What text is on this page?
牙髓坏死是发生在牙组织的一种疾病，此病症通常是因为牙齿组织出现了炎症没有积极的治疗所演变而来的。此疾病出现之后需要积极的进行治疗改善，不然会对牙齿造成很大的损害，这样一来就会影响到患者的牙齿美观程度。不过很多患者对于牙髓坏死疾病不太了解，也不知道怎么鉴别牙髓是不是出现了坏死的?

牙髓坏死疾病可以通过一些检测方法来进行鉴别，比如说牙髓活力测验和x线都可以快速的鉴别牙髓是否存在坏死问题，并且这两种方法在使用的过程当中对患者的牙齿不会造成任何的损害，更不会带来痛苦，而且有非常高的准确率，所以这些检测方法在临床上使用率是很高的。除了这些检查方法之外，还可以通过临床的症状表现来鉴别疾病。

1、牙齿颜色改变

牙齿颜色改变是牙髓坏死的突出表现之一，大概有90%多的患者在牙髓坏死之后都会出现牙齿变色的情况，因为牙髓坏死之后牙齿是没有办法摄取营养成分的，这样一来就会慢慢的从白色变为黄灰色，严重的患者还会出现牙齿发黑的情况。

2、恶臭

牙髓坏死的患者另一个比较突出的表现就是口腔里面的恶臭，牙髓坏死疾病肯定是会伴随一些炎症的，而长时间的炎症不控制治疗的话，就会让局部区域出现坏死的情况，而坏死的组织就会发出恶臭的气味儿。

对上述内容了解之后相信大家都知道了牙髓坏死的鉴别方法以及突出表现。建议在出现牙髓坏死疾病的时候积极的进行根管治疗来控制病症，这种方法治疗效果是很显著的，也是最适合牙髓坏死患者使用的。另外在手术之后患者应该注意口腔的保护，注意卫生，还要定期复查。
________
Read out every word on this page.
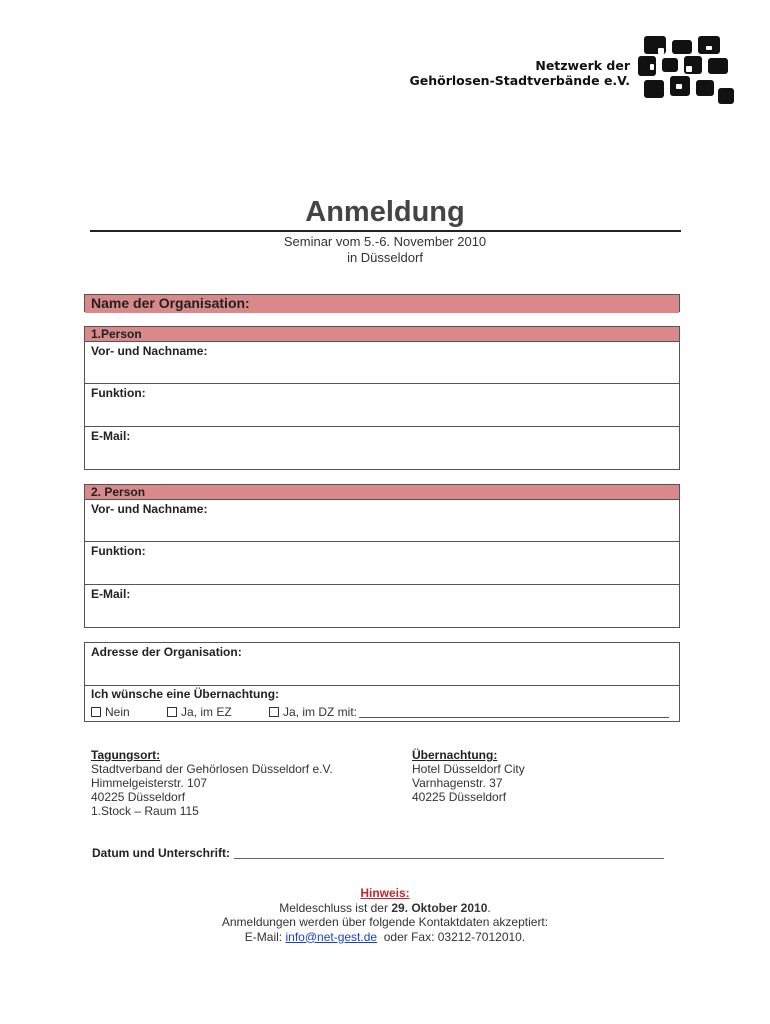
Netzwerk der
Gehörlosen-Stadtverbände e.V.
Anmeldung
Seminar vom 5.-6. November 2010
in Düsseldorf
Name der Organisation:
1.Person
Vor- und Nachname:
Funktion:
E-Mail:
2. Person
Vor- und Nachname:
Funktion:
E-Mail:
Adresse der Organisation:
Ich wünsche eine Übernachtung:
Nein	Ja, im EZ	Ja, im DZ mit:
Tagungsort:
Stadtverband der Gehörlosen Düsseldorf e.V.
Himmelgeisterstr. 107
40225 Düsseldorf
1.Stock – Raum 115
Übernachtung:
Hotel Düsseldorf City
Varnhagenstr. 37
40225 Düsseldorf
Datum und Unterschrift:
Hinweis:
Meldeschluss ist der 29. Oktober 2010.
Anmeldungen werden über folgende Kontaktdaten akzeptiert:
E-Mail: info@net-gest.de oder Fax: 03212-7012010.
________
> [WORK TO COMPLETE] Return each full line of the entries that contains the word "Gehörlosen".

> [ANSWER FOR THIS EXERCISE]
Gehörlosen-Stadtverbände e.V.
Stadtverband der Gehörlosen Düsseldorf e.V.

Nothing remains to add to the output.